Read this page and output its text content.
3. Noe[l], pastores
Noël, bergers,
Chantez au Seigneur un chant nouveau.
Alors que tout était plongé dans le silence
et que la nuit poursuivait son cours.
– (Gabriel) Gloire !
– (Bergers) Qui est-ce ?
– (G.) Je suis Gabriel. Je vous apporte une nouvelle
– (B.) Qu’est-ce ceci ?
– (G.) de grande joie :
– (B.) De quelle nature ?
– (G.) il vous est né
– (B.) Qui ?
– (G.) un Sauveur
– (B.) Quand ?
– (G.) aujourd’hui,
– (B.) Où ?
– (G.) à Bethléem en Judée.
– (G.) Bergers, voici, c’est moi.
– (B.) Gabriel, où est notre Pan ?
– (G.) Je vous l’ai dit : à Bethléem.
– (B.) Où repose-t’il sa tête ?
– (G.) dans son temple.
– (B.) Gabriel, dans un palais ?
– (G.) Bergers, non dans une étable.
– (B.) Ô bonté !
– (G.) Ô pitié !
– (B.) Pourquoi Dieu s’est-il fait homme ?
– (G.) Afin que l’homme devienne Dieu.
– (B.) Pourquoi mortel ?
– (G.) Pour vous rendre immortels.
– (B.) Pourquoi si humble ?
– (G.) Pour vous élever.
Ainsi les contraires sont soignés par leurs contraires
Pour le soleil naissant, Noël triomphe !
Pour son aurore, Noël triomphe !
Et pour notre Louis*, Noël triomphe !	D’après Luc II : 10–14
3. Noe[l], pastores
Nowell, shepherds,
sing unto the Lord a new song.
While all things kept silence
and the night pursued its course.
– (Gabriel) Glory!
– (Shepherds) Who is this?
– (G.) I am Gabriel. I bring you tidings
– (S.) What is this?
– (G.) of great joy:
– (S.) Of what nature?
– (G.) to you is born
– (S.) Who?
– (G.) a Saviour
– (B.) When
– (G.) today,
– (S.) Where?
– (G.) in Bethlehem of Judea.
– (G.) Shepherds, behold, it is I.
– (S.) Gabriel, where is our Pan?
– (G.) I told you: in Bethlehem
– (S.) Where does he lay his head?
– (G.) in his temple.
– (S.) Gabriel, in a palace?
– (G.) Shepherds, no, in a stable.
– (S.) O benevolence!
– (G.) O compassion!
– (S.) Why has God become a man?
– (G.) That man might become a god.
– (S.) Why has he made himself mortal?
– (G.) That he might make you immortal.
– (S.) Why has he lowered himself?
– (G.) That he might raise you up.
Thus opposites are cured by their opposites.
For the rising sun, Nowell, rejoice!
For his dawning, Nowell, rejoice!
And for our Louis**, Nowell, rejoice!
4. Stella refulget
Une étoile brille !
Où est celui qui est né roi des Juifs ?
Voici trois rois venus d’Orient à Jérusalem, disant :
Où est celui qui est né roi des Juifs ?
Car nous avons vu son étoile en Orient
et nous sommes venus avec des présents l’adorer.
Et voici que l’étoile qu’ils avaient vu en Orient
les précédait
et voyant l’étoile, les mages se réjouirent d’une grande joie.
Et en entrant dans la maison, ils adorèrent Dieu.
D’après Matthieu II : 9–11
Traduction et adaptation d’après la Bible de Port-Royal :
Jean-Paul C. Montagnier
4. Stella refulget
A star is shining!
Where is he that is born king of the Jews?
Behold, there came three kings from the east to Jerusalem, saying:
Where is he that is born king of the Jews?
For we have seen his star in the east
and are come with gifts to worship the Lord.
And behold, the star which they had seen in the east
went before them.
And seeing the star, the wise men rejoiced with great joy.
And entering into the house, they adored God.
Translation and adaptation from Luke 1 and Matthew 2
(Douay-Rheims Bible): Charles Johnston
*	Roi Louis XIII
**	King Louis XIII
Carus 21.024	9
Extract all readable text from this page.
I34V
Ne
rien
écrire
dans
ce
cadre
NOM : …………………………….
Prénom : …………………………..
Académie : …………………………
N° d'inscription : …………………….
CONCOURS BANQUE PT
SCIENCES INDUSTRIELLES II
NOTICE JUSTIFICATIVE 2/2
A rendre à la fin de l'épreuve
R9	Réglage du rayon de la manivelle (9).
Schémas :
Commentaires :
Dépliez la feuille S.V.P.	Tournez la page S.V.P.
━━━━
### Exercise task
Please copy out each record, character for character.

### Solution below
Read this page and output its text content.
3. Noe[l], pastores
Noël, bergers,
Chantez au Seigneur un chant nouveau.
Alors que tout était plongé dans le silence
et que la nuit poursuivait son cours.
– (Gabriel) Gloire !
– (Bergers) Qui est-ce ?
– (G.) Je suis Gabriel. Je vous apporte une nouvelle
– (B.) Qu’est-ce ceci ?
– (G.) de grande joie :
– (B.) De quelle nature ?
– (G.) il vous est né
– (B.) Qui ?
– (G.) un Sauveur
– (B.) Quand ?
– (G.) aujourd’hui,
– (B.) Où ?
– (G.) à Bethléem en Judée.
– (G.) Bergers, voici, c’est moi.
– (B.) Gabriel, où est notre Pan ?
– (G.) Je vous l’ai dit : à Bethléem.
– (B.) Où repose-t’il sa tête ?
– (G.) dans son temple.
– (B.) Gabriel, dans un palais ?
– (G.) Bergers, non dans une étable.
– (B.) Ô bonté !
– (G.) Ô pitié !
– (B.) Pourquoi Dieu s’est-il fait homme ?
– (G.) Afin que l’homme devienne Dieu.
– (B.) Pourquoi mortel ?
– (G.) Pour vous rendre immortels.
– (B.) Pourquoi si humble ?
– (G.) Pour vous élever.
Ainsi les contraires sont soignés par leurs contraires
Pour le soleil naissant, Noël triomphe !
Pour son aurore, Noël triomphe !
Et pour notre Louis*, Noël triomphe !	D’après Luc II : 10–14
3. Noe[l], pastores
Nowell, shepherds,
sing unto the Lord a new song.
While all things kept silence
and the night pursued its course.
– (Gabriel) Glory!
– (Shepherds) Who is this?
– (G.) I am Gabriel. I bring you tidings
– (S.) What is this?
– (G.) of great joy:
– (S.) Of what nature?
– (G.) to you is born
– (S.) Who?
– (G.) a Saviour
– (B.) When
– (G.) today,
– (S.) Where?
– (G.) in Bethlehem of Judea.
– (G.) Shepherds, behold, it is I.
– (S.) Gabriel, where is our Pan?
– (G.) I told you: in Bethlehem
– (S.) Where does he lay his head?
– (G.) in his temple.
– (S.) Gabriel, in a palace?
– (G.) Shepherds, no, in a stable.
– (S.) O benevolence!
– (G.) O compassion!
– (S.) Why has God become a man?
– (G.) That man might become a god.
– (S.) Why has he made himself mortal?
– (G.) That he might make you immortal.
– (S.) Why has he lowered himself?
– (G.) That he might raise you up.
Thus opposites are cured by their opposites.
For the rising sun, Nowell, rejoice!
For his dawning, Nowell, rejoice!
And for our Louis**, Nowell, rejoice!
4. Stella refulget
Une étoile brille !
Où est celui qui est né roi des Juifs ?
Voici trois rois venus d’Orient à Jérusalem, disant :
Où est celui qui est né roi des Juifs ?
Car nous avons vu son étoile en Orient
et nous sommes venus avec des présents l’adorer.
Et voici que l’étoile qu’ils avaient vu en Orient
les précédait
et voyant l’étoile, les mages se réjouirent d’une grande joie.
Et en entrant dans la maison, ils adorèrent Dieu.
D’après Matthieu II : 9–11
Traduction et adaptation d’après la Bible de Port-Royal :
Jean-Paul C. Montagnier
4. Stella refulget
A star is shining!
Where is he that is born king of the Jews?
Behold, there came three kings from the east to Jerusalem, saying:
Where is he that is born king of the Jews?
For we have seen his star in the east
and are come with gifts to worship the Lord.
And behold, the star which they had seen in the east
went before them.
And seeing the star, the wise men rejoiced with great joy.
And entering into the house, they adored God.
Translation and adaptation from Luke 1 and Matthew 2
(Douay-Rheims Bible): Charles Johnston
*	Roi Louis XIII
**	King Louis XIII
Carus 21.024	9
Extract all readable text from this page.
I34V
Ne
rien
écrire
dans
ce
cadre
NOM : …………………………….
Prénom : …………………………..
Académie : …………………………
N° d'inscription : …………………….
CONCOURS BANQUE PT
SCIENCES INDUSTRIELLES II
NOTICE JUSTIFICATIVE 2/2
A rendre à la fin de l'épreuve
R9	Réglage du rayon de la manivelle (9).
Schémas :
Commentaires :
Dépliez la feuille S.V.P.	Tournez la page S.V.P.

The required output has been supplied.